Dataset listings of figures
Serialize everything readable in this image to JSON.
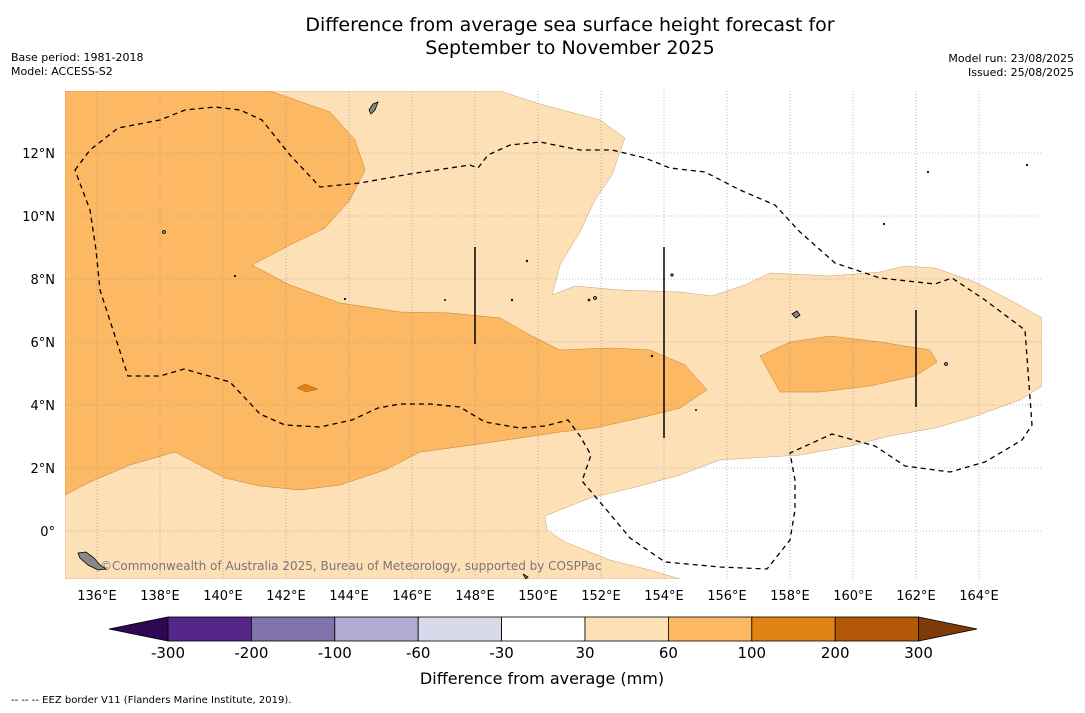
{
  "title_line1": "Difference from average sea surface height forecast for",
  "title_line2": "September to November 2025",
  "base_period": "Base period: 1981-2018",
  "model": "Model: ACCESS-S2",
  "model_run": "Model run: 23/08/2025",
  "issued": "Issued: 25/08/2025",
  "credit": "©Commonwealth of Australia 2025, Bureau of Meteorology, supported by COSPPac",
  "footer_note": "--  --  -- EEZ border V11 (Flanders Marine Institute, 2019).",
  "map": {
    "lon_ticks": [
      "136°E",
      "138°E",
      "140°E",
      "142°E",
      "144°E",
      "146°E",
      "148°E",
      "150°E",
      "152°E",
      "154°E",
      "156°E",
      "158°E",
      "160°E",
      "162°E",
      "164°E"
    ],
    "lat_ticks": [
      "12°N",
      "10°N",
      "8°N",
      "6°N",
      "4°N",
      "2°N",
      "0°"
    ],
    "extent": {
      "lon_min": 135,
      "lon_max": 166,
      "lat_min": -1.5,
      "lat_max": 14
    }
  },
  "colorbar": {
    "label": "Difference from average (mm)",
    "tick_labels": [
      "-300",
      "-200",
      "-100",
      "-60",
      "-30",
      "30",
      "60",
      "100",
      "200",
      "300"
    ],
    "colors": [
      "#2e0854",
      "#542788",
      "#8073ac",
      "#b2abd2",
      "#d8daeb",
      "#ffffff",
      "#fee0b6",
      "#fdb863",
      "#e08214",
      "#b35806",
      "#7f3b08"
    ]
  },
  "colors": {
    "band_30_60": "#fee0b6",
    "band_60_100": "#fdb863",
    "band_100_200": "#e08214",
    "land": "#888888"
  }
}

--

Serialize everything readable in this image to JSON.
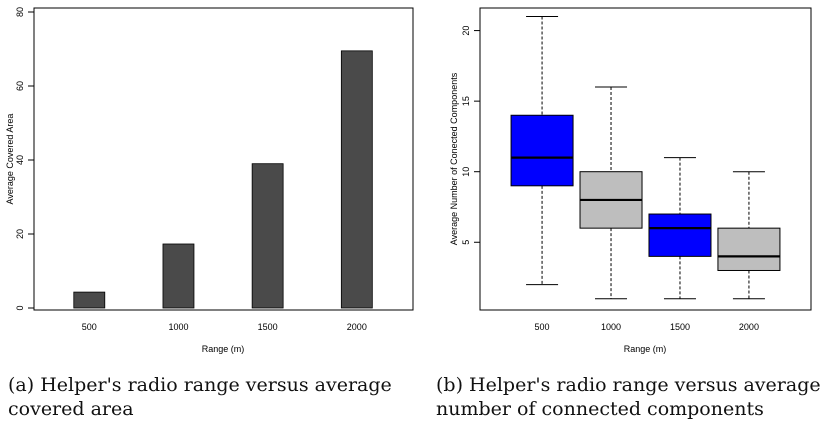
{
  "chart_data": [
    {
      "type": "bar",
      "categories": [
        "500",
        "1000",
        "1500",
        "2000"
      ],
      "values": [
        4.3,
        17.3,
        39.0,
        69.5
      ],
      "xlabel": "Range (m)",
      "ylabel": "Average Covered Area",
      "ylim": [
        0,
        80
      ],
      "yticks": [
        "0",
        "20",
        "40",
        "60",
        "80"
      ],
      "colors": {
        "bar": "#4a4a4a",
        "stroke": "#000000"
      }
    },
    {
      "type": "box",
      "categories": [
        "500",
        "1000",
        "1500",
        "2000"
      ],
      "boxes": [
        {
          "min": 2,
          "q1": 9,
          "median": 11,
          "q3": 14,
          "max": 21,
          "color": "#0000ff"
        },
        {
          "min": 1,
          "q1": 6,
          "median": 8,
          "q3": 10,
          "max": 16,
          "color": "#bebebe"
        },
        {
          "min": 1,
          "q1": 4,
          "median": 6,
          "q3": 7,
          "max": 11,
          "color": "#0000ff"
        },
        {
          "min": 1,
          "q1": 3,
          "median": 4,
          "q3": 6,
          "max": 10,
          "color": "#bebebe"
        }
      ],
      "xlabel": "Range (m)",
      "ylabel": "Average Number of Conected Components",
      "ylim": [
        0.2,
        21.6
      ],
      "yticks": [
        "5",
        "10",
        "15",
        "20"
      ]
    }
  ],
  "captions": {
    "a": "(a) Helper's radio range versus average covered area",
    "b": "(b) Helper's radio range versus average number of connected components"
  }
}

---

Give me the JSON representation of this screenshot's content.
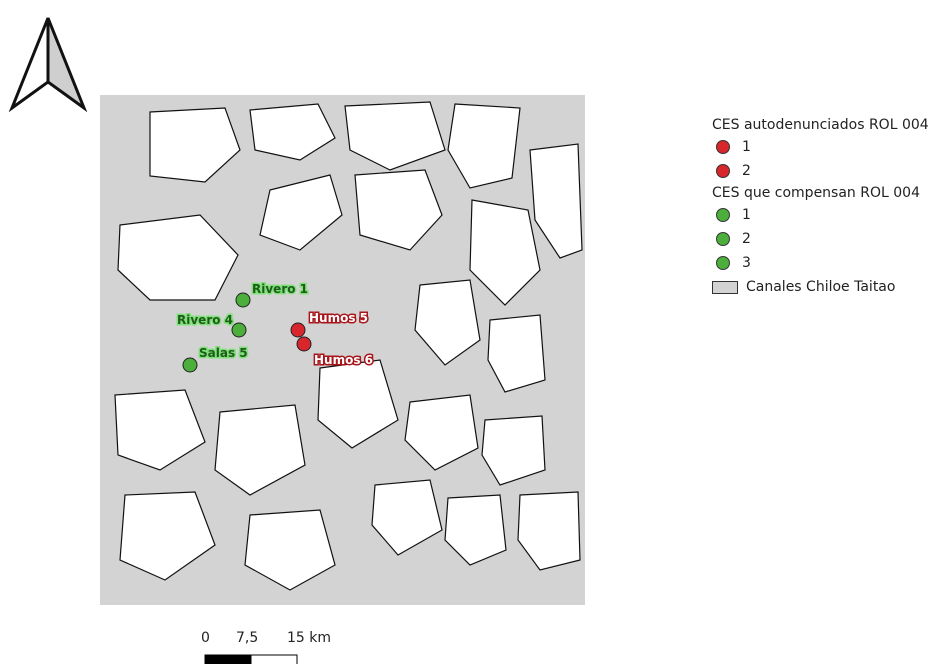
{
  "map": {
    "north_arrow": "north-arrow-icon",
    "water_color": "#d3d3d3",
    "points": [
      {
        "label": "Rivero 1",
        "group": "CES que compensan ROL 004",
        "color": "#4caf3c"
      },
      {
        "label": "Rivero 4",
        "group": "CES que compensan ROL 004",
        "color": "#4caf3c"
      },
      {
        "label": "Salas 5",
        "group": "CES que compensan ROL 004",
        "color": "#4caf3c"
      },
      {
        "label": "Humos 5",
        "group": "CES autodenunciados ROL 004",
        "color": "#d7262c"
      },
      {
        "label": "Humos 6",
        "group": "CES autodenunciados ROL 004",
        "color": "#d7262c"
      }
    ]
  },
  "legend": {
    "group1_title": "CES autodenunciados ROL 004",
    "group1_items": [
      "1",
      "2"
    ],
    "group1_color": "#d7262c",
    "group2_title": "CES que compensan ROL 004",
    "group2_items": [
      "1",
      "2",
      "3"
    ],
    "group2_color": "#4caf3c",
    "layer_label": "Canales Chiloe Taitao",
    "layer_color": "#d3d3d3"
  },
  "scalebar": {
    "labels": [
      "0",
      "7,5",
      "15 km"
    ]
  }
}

Requirement
Extract every line above containing the word "Difference".

Answer to the exercise
  "title_line1": "Difference from average sea surface height forecast for",
    "label": "Difference from average (mm)",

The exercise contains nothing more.